### [Task description]
Below are the records. Gather each line that holds "JSON".

### [Material to process]

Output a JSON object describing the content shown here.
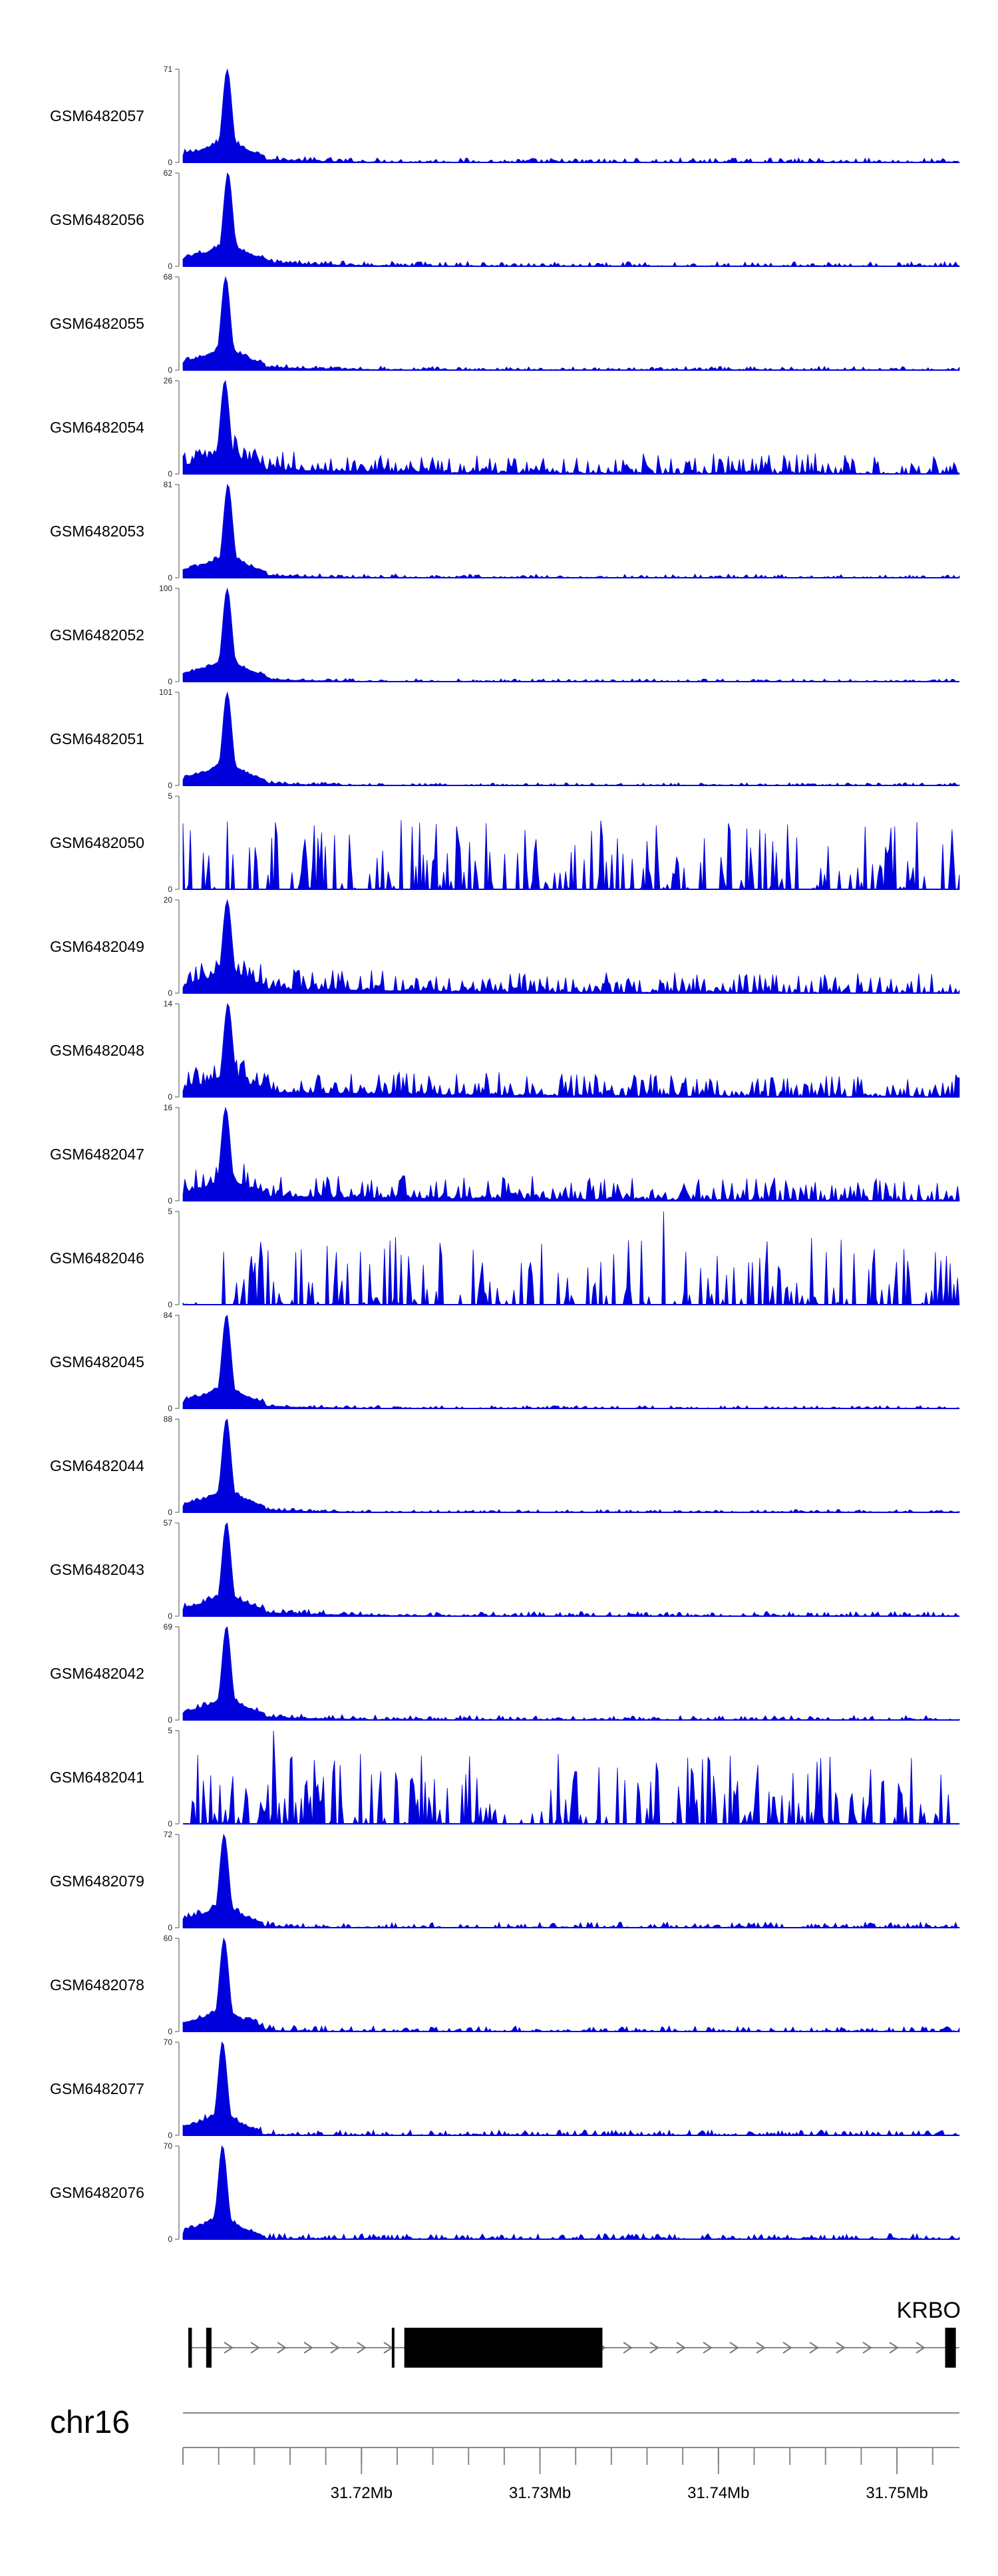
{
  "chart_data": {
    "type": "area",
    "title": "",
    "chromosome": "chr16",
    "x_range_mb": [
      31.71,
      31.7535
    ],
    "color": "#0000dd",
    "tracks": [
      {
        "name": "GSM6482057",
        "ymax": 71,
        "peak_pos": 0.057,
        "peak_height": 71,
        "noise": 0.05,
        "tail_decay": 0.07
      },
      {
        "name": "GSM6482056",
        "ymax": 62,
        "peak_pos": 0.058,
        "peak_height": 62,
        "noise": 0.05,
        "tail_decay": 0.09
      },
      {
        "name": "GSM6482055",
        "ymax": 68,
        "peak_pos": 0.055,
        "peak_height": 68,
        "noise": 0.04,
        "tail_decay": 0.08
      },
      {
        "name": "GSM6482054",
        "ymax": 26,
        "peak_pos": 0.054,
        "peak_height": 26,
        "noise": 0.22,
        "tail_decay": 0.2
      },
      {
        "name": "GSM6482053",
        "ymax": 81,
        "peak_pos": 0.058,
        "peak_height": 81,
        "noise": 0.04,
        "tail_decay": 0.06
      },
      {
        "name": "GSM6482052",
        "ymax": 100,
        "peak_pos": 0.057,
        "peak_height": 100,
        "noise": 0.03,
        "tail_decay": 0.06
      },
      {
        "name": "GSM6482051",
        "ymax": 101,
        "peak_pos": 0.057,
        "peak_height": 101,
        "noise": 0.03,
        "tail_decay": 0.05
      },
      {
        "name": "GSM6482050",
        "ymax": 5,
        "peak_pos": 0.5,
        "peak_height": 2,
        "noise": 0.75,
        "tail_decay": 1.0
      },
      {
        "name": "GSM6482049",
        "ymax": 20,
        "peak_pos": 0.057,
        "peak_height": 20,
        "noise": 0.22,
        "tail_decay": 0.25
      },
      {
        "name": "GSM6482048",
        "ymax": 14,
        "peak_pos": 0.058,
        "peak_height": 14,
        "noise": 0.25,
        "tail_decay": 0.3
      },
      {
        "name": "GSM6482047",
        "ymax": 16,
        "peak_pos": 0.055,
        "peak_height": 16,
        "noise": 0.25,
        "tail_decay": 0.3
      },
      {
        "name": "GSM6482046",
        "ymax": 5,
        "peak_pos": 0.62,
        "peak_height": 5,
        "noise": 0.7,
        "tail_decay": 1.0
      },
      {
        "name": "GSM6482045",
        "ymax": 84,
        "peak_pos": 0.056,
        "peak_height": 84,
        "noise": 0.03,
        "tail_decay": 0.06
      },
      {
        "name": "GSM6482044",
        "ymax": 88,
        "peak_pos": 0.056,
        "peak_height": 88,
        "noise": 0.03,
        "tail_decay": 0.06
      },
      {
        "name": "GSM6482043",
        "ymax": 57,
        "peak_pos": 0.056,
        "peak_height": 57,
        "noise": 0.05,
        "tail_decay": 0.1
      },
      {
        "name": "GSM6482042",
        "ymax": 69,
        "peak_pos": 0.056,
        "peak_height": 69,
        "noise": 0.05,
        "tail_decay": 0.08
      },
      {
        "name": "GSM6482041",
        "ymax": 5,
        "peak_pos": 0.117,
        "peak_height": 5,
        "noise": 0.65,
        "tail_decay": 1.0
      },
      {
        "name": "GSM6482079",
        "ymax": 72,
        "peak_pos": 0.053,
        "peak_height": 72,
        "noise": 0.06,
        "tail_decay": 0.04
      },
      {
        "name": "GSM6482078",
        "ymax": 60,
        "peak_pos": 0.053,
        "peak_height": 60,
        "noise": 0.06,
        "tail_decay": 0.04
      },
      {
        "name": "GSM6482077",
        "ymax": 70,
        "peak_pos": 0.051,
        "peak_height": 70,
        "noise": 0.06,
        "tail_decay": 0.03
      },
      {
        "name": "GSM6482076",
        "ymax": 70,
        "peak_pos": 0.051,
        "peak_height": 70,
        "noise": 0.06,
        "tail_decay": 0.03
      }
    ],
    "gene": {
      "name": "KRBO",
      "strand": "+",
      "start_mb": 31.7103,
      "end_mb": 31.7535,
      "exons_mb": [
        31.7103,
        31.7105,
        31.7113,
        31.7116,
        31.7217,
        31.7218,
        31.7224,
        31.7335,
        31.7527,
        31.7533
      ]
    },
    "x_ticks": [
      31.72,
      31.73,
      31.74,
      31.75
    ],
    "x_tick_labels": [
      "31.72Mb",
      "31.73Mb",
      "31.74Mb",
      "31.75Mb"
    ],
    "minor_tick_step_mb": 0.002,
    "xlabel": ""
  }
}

---

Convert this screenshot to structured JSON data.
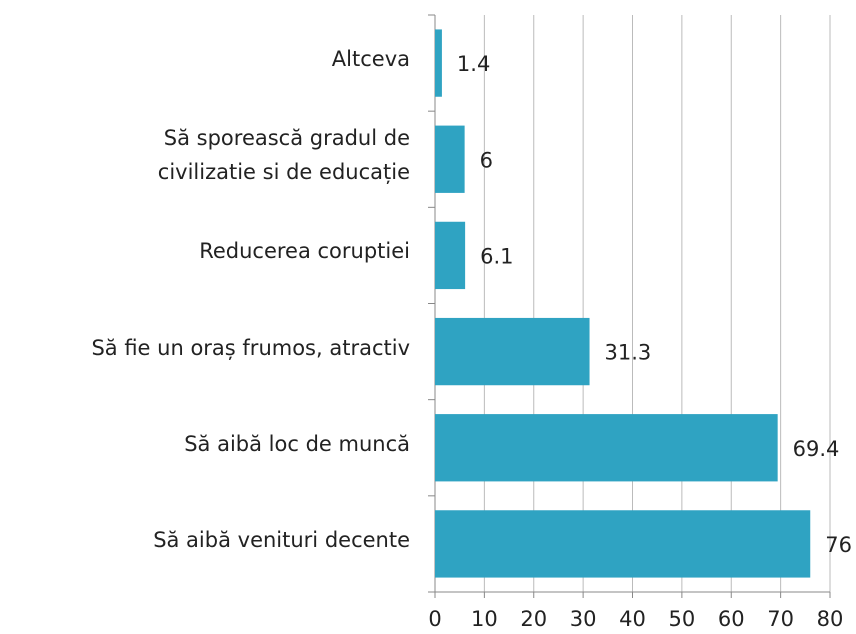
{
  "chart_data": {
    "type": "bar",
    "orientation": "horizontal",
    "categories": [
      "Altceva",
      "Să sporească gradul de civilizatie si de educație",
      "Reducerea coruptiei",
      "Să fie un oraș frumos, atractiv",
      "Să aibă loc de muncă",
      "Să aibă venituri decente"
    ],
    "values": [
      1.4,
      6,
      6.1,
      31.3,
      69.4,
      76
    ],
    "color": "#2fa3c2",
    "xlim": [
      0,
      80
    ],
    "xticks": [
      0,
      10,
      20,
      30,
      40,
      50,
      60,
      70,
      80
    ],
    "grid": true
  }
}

### [Exercise solution]
Output a JSON object describing the content shown here.
Convert this screenshot to structured JSON data.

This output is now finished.